> WORK TO COMPLETE
Output every line of the data exactly as it appears.

════════════════

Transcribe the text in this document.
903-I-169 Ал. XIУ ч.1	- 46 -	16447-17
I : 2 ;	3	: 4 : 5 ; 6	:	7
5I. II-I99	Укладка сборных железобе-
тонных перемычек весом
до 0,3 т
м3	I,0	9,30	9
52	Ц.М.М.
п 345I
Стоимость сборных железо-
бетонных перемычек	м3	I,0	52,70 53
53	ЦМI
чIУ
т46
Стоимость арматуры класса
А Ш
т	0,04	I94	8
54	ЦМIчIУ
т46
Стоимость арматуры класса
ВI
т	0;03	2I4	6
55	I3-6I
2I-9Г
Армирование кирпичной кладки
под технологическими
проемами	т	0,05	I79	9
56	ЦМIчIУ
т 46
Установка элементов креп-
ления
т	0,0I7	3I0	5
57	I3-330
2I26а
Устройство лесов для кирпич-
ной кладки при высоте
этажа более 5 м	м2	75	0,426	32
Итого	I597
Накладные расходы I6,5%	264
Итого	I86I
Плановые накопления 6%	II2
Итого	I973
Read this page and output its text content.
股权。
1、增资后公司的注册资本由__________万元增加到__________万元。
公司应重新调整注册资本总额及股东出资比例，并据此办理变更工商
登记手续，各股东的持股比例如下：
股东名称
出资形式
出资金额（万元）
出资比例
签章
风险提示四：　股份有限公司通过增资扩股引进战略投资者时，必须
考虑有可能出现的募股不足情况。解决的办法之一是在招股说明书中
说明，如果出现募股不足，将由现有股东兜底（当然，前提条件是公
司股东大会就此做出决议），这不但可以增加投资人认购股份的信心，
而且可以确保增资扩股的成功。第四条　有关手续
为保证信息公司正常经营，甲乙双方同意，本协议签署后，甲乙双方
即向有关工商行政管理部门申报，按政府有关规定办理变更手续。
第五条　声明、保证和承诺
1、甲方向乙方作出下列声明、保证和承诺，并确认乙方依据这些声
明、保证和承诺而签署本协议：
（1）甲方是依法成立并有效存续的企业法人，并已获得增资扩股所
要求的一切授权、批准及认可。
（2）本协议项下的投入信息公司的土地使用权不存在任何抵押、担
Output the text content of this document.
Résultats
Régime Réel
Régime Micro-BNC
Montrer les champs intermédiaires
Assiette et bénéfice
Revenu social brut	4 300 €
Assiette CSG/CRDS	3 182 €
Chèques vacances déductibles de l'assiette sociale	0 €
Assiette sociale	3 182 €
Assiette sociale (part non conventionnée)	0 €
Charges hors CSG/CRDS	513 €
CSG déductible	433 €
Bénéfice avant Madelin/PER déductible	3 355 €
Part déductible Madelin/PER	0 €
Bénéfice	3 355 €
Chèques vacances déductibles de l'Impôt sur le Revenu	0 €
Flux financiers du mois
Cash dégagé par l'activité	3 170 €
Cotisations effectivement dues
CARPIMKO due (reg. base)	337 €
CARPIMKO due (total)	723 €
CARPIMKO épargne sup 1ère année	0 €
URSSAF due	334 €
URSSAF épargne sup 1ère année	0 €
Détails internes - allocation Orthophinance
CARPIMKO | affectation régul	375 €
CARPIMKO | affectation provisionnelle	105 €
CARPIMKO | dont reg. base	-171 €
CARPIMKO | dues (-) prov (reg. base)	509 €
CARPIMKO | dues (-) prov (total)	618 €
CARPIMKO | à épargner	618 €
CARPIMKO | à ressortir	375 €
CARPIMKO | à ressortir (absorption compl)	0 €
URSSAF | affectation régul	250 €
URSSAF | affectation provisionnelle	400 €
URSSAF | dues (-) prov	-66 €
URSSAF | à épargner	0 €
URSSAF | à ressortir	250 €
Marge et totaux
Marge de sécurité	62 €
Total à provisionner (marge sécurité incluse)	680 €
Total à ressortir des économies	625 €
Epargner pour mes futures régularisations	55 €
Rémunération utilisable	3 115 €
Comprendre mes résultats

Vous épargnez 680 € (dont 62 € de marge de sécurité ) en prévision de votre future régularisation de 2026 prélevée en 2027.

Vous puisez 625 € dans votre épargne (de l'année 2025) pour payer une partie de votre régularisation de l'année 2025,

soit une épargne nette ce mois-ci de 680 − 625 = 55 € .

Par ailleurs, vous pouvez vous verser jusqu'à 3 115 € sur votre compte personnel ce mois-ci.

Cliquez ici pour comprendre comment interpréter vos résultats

════════════════

> SOLUTION TO THE PROBLEM
Transcribe the text in this document.
903-I-169 Ал. XIУ ч.1	- 46 -	16447-17
I : 2 ;	3	: 4 : 5 ; 6	:	7
5I. II-I99	Укладка сборных железобе-
тонных перемычек весом
до 0,3 т
м3	I,0	9,30	9
52	Ц.М.М.
п 345I
Стоимость сборных железо-
бетонных перемычек	м3	I,0	52,70 53
53	ЦМI
чIУ
т46
Стоимость арматуры класса
А Ш
т	0,04	I94	8
54	ЦМIчIУ
т46
Стоимость арматуры класса
ВI
т	0;03	2I4	6
55	I3-6I
2I-9Г
Армирование кирпичной кладки
под технологическими
проемами	т	0,05	I79	9
56	ЦМIчIУ
т 46
Установка элементов креп-
ления
т	0,0I7	3I0	5
57	I3-330
2I26а
Устройство лесов для кирпич-
ной кладки при высоте
этажа более 5 м	м2	75	0,426	32
Итого	I597
Накладные расходы I6,5%	264
Итого	I86I
Плановые накопления 6%	II2
Итого	I973
Read this page and output its text content.
股权。
1、增资后公司的注册资本由__________万元增加到__________万元。
公司应重新调整注册资本总额及股东出资比例，并据此办理变更工商
登记手续，各股东的持股比例如下：
股东名称
出资形式
出资金额（万元）
出资比例
签章
风险提示四：　股份有限公司通过增资扩股引进战略投资者时，必须
考虑有可能出现的募股不足情况。解决的办法之一是在招股说明书中
说明，如果出现募股不足，将由现有股东兜底（当然，前提条件是公
司股东大会就此做出决议），这不但可以增加投资人认购股份的信心，
而且可以确保增资扩股的成功。第四条　有关手续
为保证信息公司正常经营，甲乙双方同意，本协议签署后，甲乙双方
即向有关工商行政管理部门申报，按政府有关规定办理变更手续。
第五条　声明、保证和承诺
1、甲方向乙方作出下列声明、保证和承诺，并确认乙方依据这些声
明、保证和承诺而签署本协议：
（1）甲方是依法成立并有效存续的企业法人，并已获得增资扩股所
要求的一切授权、批准及认可。
（2）本协议项下的投入信息公司的土地使用权不存在任何抵押、担
Output the text content of this document.
Résultats
Régime Réel
Régime Micro-BNC
Montrer les champs intermédiaires
Assiette et bénéfice
Revenu social brut	4 300 €
Assiette CSG/CRDS	3 182 €
Chèques vacances déductibles de l'assiette sociale	0 €
Assiette sociale	3 182 €
Assiette sociale (part non conventionnée)	0 €
Charges hors CSG/CRDS	513 €
CSG déductible	433 €
Bénéfice avant Madelin/PER déductible	3 355 €
Part déductible Madelin/PER	0 €
Bénéfice	3 355 €
Chèques vacances déductibles de l'Impôt sur le Revenu	0 €
Flux financiers du mois
Cash dégagé par l'activité	3 170 €
Cotisations effectivement dues
CARPIMKO due (reg. base)	337 €
CARPIMKO due (total)	723 €
CARPIMKO épargne sup 1ère année	0 €
URSSAF due	334 €
URSSAF épargne sup 1ère année	0 €
Détails internes - allocation Orthophinance
CARPIMKO | affectation régul	375 €
CARPIMKO | affectation provisionnelle	105 €
CARPIMKO | dont reg. base	-171 €
CARPIMKO | dues (-) prov (reg. base)	509 €
CARPIMKO | dues (-) prov (total)	618 €
CARPIMKO | à épargner	618 €
CARPIMKO | à ressortir	375 €
CARPIMKO | à ressortir (absorption compl)	0 €
URSSAF | affectation régul	250 €
URSSAF | affectation provisionnelle	400 €
URSSAF | dues (-) prov	-66 €
URSSAF | à épargner	0 €
URSSAF | à ressortir	250 €
Marge et totaux
Marge de sécurité	62 €
Total à provisionner (marge sécurité incluse)	680 €
Total à ressortir des économies	625 €
Epargner pour mes futures régularisations	55 €
Rémunération utilisable	3 115 €
Comprendre mes résultats

Vous épargnez 680 € (dont 62 € de marge de sécurité ) en prévision de votre future régularisation de 2026 prélevée en 2027.

Vous puisez 625 € dans votre épargne (de l'année 2025) pour payer une partie de votre régularisation de l'année 2025,

soit une épargne nette ce mois-ci de 680 − 625 = 55 € .

Par ailleurs, vous pouvez vous verser jusqu'à 3 115 € sur votre compte personnel ce mois-ci.

Cliquez ici pour comprendre comment interpréter vos résultats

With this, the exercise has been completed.